### WORK REQUIRED
Repeat each line exactly, leaving nothing out.

### PROVIDED ENTRIES

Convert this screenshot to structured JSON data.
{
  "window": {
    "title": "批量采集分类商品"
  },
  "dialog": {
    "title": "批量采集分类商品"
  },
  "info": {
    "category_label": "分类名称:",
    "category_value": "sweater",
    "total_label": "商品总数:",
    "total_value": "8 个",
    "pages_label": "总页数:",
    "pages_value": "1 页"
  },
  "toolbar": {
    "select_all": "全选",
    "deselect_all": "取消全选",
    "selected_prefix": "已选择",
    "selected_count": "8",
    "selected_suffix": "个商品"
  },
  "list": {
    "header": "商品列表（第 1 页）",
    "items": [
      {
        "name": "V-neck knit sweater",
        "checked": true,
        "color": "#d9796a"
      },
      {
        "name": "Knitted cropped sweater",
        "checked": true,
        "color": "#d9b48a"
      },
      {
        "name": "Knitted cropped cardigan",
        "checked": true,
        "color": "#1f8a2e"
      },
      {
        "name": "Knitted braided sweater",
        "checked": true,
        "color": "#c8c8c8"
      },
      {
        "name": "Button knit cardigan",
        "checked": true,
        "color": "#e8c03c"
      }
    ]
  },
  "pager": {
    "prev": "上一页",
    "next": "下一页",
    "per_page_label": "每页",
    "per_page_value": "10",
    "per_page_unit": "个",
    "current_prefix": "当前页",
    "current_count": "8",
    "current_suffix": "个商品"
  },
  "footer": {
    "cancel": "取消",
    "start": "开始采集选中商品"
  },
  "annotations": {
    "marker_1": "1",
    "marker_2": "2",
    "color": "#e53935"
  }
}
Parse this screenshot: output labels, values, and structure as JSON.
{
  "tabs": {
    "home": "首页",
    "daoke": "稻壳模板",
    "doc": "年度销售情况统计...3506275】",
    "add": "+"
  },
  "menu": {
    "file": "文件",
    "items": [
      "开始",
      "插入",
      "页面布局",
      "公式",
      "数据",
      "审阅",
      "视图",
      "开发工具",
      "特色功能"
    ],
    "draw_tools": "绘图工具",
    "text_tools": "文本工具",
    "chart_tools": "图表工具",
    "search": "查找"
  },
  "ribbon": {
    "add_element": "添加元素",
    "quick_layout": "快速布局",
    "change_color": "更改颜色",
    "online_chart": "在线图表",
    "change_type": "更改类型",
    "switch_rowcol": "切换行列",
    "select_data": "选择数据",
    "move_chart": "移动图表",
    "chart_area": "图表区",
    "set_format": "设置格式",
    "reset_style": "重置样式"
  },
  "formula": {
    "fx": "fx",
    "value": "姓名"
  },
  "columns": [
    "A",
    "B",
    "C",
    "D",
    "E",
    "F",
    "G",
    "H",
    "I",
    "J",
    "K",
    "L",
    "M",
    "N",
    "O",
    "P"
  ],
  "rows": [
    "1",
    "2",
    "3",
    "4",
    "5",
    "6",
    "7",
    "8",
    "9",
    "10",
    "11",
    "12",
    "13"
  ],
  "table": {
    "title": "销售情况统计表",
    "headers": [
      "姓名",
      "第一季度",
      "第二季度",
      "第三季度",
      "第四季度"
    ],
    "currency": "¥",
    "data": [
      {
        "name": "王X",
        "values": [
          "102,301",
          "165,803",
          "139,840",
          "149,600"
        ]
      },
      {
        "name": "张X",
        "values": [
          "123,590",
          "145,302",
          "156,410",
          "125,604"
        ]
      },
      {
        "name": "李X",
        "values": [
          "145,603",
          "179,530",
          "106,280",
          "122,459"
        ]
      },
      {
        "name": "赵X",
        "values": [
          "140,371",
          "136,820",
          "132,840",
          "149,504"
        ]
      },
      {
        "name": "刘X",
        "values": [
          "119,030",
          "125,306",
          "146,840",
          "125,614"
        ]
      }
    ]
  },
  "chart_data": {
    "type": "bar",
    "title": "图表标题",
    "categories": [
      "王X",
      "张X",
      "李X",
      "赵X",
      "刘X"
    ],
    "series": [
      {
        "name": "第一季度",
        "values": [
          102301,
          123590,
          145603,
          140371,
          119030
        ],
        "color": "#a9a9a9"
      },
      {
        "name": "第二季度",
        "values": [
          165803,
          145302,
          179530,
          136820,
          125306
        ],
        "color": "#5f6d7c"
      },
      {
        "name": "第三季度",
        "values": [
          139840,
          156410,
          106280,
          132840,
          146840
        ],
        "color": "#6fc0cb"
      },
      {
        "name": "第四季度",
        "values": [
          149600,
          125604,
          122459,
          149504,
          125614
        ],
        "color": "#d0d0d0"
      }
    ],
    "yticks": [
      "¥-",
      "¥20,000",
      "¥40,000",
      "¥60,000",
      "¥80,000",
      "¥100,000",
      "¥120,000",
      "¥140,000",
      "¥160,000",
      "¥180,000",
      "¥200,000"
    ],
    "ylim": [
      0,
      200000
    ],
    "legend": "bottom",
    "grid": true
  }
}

### THE RESPONSE
Convert this screenshot to structured JSON data.
{
  "window": {
    "title": "批量采集分类商品"
  },
  "dialog": {
    "title": "批量采集分类商品"
  },
  "info": {
    "category_label": "分类名称:",
    "category_value": "sweater",
    "total_label": "商品总数:",
    "total_value": "8 个",
    "pages_label": "总页数:",
    "pages_value": "1 页"
  },
  "toolbar": {
    "select_all": "全选",
    "deselect_all": "取消全选",
    "selected_prefix": "已选择",
    "selected_count": "8",
    "selected_suffix": "个商品"
  },
  "list": {
    "header": "商品列表（第 1 页）",
    "items": [
      {
        "name": "V-neck knit sweater",
        "checked": true,
        "color": "#d9796a"
      },
      {
        "name": "Knitted cropped sweater",
        "checked": true,
        "color": "#d9b48a"
      },
      {
        "name": "Knitted cropped cardigan",
        "checked": true,
        "color": "#1f8a2e"
      },
      {
        "name": "Knitted braided sweater",
        "checked": true,
        "color": "#c8c8c8"
      },
      {
        "name": "Button knit cardigan",
        "checked": true,
        "color": "#e8c03c"
      }
    ]
  },
  "pager": {
    "prev": "上一页",
    "next": "下一页",
    "per_page_label": "每页",
    "per_page_value": "10",
    "per_page_unit": "个",
    "current_prefix": "当前页",
    "current_count": "8",
    "current_suffix": "个商品"
  },
  "footer": {
    "cancel": "取消",
    "start": "开始采集选中商品"
  },
  "annotations": {
    "marker_1": "1",
    "marker_2": "2",
    "color": "#e53935"
  }
}
Parse this screenshot: output labels, values, and structure as JSON.
{
  "tabs": {
    "home": "首页",
    "daoke": "稻壳模板",
    "doc": "年度销售情况统计...3506275】",
    "add": "+"
  },
  "menu": {
    "file": "文件",
    "items": [
      "开始",
      "插入",
      "页面布局",
      "公式",
      "数据",
      "审阅",
      "视图",
      "开发工具",
      "特色功能"
    ],
    "draw_tools": "绘图工具",
    "text_tools": "文本工具",
    "chart_tools": "图表工具",
    "search": "查找"
  },
  "ribbon": {
    "add_element": "添加元素",
    "quick_layout": "快速布局",
    "change_color": "更改颜色",
    "online_chart": "在线图表",
    "change_type": "更改类型",
    "switch_rowcol": "切换行列",
    "select_data": "选择数据",
    "move_chart": "移动图表",
    "chart_area": "图表区",
    "set_format": "设置格式",
    "reset_style": "重置样式"
  },
  "formula": {
    "fx": "fx",
    "value": "姓名"
  },
  "columns": [
    "A",
    "B",
    "C",
    "D",
    "E",
    "F",
    "G",
    "H",
    "I",
    "J",
    "K",
    "L",
    "M",
    "N",
    "O",
    "P"
  ],
  "rows": [
    "1",
    "2",
    "3",
    "4",
    "5",
    "6",
    "7",
    "8",
    "9",
    "10",
    "11",
    "12",
    "13"
  ],
  "table": {
    "title": "销售情况统计表",
    "headers": [
      "姓名",
      "第一季度",
      "第二季度",
      "第三季度",
      "第四季度"
    ],
    "currency": "¥",
    "data": [
      {
        "name": "王X",
        "values": [
          "102,301",
          "165,803",
          "139,840",
          "149,600"
        ]
      },
      {
        "name": "张X",
        "values": [
          "123,590",
          "145,302",
          "156,410",
          "125,604"
        ]
      },
      {
        "name": "李X",
        "values": [
          "145,603",
          "179,530",
          "106,280",
          "122,459"
        ]
      },
      {
        "name": "赵X",
        "values": [
          "140,371",
          "136,820",
          "132,840",
          "149,504"
        ]
      },
      {
        "name": "刘X",
        "values": [
          "119,030",
          "125,306",
          "146,840",
          "125,614"
        ]
      }
    ]
  },
  "chart_data": {
    "type": "bar",
    "title": "图表标题",
    "categories": [
      "王X",
      "张X",
      "李X",
      "赵X",
      "刘X"
    ],
    "series": [
      {
        "name": "第一季度",
        "values": [
          102301,
          123590,
          145603,
          140371,
          119030
        ],
        "color": "#a9a9a9"
      },
      {
        "name": "第二季度",
        "values": [
          165803,
          145302,
          179530,
          136820,
          125306
        ],
        "color": "#5f6d7c"
      },
      {
        "name": "第三季度",
        "values": [
          139840,
          156410,
          106280,
          132840,
          146840
        ],
        "color": "#6fc0cb"
      },
      {
        "name": "第四季度",
        "values": [
          149600,
          125604,
          122459,
          149504,
          125614
        ],
        "color": "#d0d0d0"
      }
    ],
    "yticks": [
      "¥-",
      "¥20,000",
      "¥40,000",
      "¥60,000",
      "¥80,000",
      "¥100,000",
      "¥120,000",
      "¥140,000",
      "¥160,000",
      "¥180,000",
      "¥200,000"
    ],
    "ylim": [
      0,
      200000
    ],
    "legend": "bottom",
    "grid": true
  }
}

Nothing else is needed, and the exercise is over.